→ **Work instructions**: Exclude any images and output the remaining records exactly.

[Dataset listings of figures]
======

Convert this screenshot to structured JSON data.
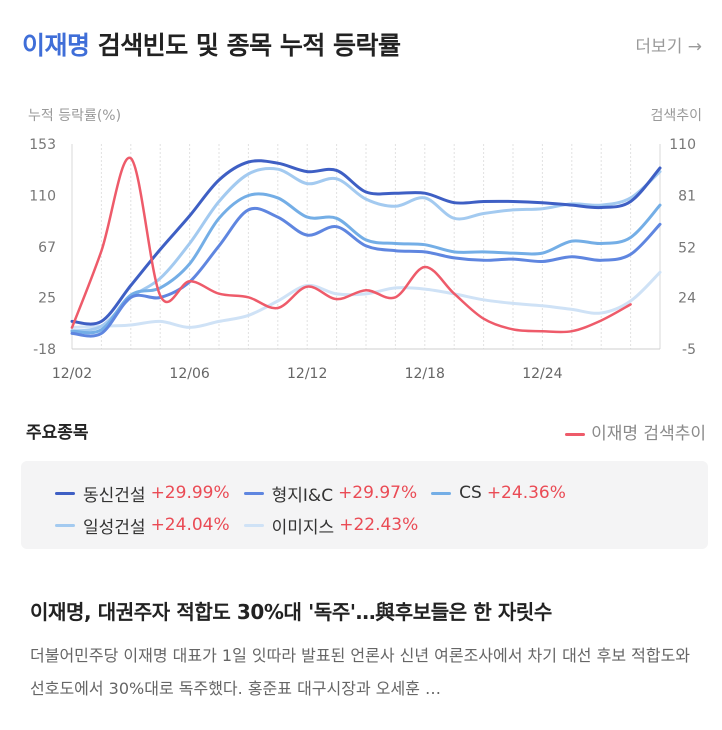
{
  "header": {
    "keyword": "이재명",
    "title_rest": " 검색빈도 및 종목 누적 등락률",
    "more_label": "더보기 →"
  },
  "chart_data": {
    "type": "line",
    "left_axis_label": "누적 등락률(%)",
    "right_axis_label": "검색추이",
    "y_left_ticks": [
      153,
      110,
      67,
      25,
      -18
    ],
    "y_left_range": [
      -18,
      153
    ],
    "y_right_ticks": [
      110,
      81,
      52,
      24,
      -5
    ],
    "y_right_range": [
      -5,
      110
    ],
    "x_ticks": [
      "12/02",
      "12/06",
      "12/12",
      "12/18",
      "12/24"
    ],
    "x": [
      0,
      1,
      2,
      3,
      4,
      5,
      6,
      7,
      8,
      9,
      10,
      11,
      12,
      13,
      14,
      15,
      16,
      17,
      18,
      19,
      20
    ],
    "x_tick_index": [
      0,
      4,
      8,
      12,
      16
    ],
    "series": [
      {
        "name": "동신건설",
        "color": "#3e5fc4",
        "values": [
          5,
          5,
          35,
          65,
          93,
          123,
          138,
          137,
          130,
          131,
          113,
          112,
          112,
          104,
          105,
          105,
          104,
          102,
          100,
          105,
          133
        ]
      },
      {
        "name": "형지I&C",
        "color": "#5f86e0",
        "values": [
          -5,
          -5,
          25,
          25,
          38,
          68,
          98,
          92,
          77,
          84,
          68,
          64,
          63,
          58,
          56,
          57,
          55,
          59,
          56,
          61,
          86
        ]
      },
      {
        "name": "CS",
        "color": "#74aee6",
        "values": [
          -3,
          -2,
          27,
          33,
          53,
          91,
          110,
          108,
          92,
          91,
          73,
          70,
          69,
          63,
          63,
          62,
          62,
          72,
          70,
          75,
          102
        ]
      },
      {
        "name": "일성건설",
        "color": "#a3caf0",
        "values": [
          -3,
          1,
          25,
          41,
          70,
          105,
          128,
          132,
          120,
          124,
          107,
          101,
          108,
          91,
          95,
          98,
          99,
          103,
          102,
          108,
          130
        ]
      },
      {
        "name": "이미지스",
        "color": "#cfe2f6",
        "values": [
          0,
          1,
          2,
          5,
          0,
          5,
          10,
          22,
          35,
          28,
          28,
          33,
          32,
          28,
          23,
          20,
          18,
          15,
          12,
          22,
          46
        ]
      }
    ],
    "search_trend": {
      "name": "이재명 검색추이",
      "color": "#ee5b6a",
      "values": [
        7,
        50,
        102,
        25,
        33,
        26,
        24,
        18,
        30,
        23,
        28,
        24,
        41,
        26,
        12,
        6,
        5,
        5,
        11,
        20
      ]
    },
    "grid": "vertical"
  },
  "section": {
    "title": "주요종목",
    "search_legend": "이재명 검색추이"
  },
  "legend": [
    {
      "name": "동신건설",
      "change": "+29.99%",
      "color": "#3e5fc4"
    },
    {
      "name": "형지I&C",
      "change": "+29.97%",
      "color": "#5f86e0"
    },
    {
      "name": "CS",
      "change": "+24.36%",
      "color": "#74aee6"
    },
    {
      "name": "일성건설",
      "change": "+24.04%",
      "color": "#a3caf0"
    },
    {
      "name": "이미지스",
      "change": "+22.43%",
      "color": "#cfe2f6"
    }
  ],
  "news": {
    "title": "이재명, 대권주자 적합도 30%대 '독주'…與후보들은 한 자릿수",
    "body": "더불어민주당 이재명 대표가 1일 잇따라 발표된 언론사 신년 여론조사에서 차기 대선 후보 적합도와 선호도에서 30%대로 독주했다. 홍준표 대구시장과 오세훈 …"
  }
}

======

→ **Completed task**:
Convert this screenshot to structured JSON data.
{
  "header": {
    "keyword": "이재명",
    "title_rest": " 검색빈도 및 종목 누적 등락률",
    "more_label": "더보기 →"
  },
  "chart_data": {
    "type": "line",
    "left_axis_label": "누적 등락률(%)",
    "right_axis_label": "검색추이",
    "y_left_ticks": [
      153,
      110,
      67,
      25,
      -18
    ],
    "y_left_range": [
      -18,
      153
    ],
    "y_right_ticks": [
      110,
      81,
      52,
      24,
      -5
    ],
    "y_right_range": [
      -5,
      110
    ],
    "x_ticks": [
      "12/02",
      "12/06",
      "12/12",
      "12/18",
      "12/24"
    ],
    "x": [
      0,
      1,
      2,
      3,
      4,
      5,
      6,
      7,
      8,
      9,
      10,
      11,
      12,
      13,
      14,
      15,
      16,
      17,
      18,
      19,
      20
    ],
    "x_tick_index": [
      0,
      4,
      8,
      12,
      16
    ],
    "series": [
      {
        "name": "동신건설",
        "color": "#3e5fc4",
        "values": [
          5,
          5,
          35,
          65,
          93,
          123,
          138,
          137,
          130,
          131,
          113,
          112,
          112,
          104,
          105,
          105,
          104,
          102,
          100,
          105,
          133
        ]
      },
      {
        "name": "형지I&C",
        "color": "#5f86e0",
        "values": [
          -5,
          -5,
          25,
          25,
          38,
          68,
          98,
          92,
          77,
          84,
          68,
          64,
          63,
          58,
          56,
          57,
          55,
          59,
          56,
          61,
          86
        ]
      },
      {
        "name": "CS",
        "color": "#74aee6",
        "values": [
          -3,
          -2,
          27,
          33,
          53,
          91,
          110,
          108,
          92,
          91,
          73,
          70,
          69,
          63,
          63,
          62,
          62,
          72,
          70,
          75,
          102
        ]
      },
      {
        "name": "일성건설",
        "color": "#a3caf0",
        "values": [
          -3,
          1,
          25,
          41,
          70,
          105,
          128,
          132,
          120,
          124,
          107,
          101,
          108,
          91,
          95,
          98,
          99,
          103,
          102,
          108,
          130
        ]
      },
      {
        "name": "이미지스",
        "color": "#cfe2f6",
        "values": [
          0,
          1,
          2,
          5,
          0,
          5,
          10,
          22,
          35,
          28,
          28,
          33,
          32,
          28,
          23,
          20,
          18,
          15,
          12,
          22,
          46
        ]
      }
    ],
    "search_trend": {
      "name": "이재명 검색추이",
      "color": "#ee5b6a",
      "values": [
        7,
        50,
        102,
        25,
        33,
        26,
        24,
        18,
        30,
        23,
        28,
        24,
        41,
        26,
        12,
        6,
        5,
        5,
        11,
        20
      ]
    },
    "grid": "vertical"
  },
  "section": {
    "title": "주요종목",
    "search_legend": "이재명 검색추이"
  },
  "legend": [
    {
      "name": "동신건설",
      "change": "+29.99%",
      "color": "#3e5fc4"
    },
    {
      "name": "형지I&C",
      "change": "+29.97%",
      "color": "#5f86e0"
    },
    {
      "name": "CS",
      "change": "+24.36%",
      "color": "#74aee6"
    },
    {
      "name": "일성건설",
      "change": "+24.04%",
      "color": "#a3caf0"
    },
    {
      "name": "이미지스",
      "change": "+22.43%",
      "color": "#cfe2f6"
    }
  ],
  "news": {
    "title": "이재명, 대권주자 적합도 30%대 '독주'…與후보들은 한 자릿수",
    "body": "더불어민주당 이재명 대표가 1일 잇따라 발표된 언론사 신년 여론조사에서 차기 대선 후보 적합도와 선호도에서 30%대로 독주했다. 홍준표 대구시장과 오세훈 …"
  }
}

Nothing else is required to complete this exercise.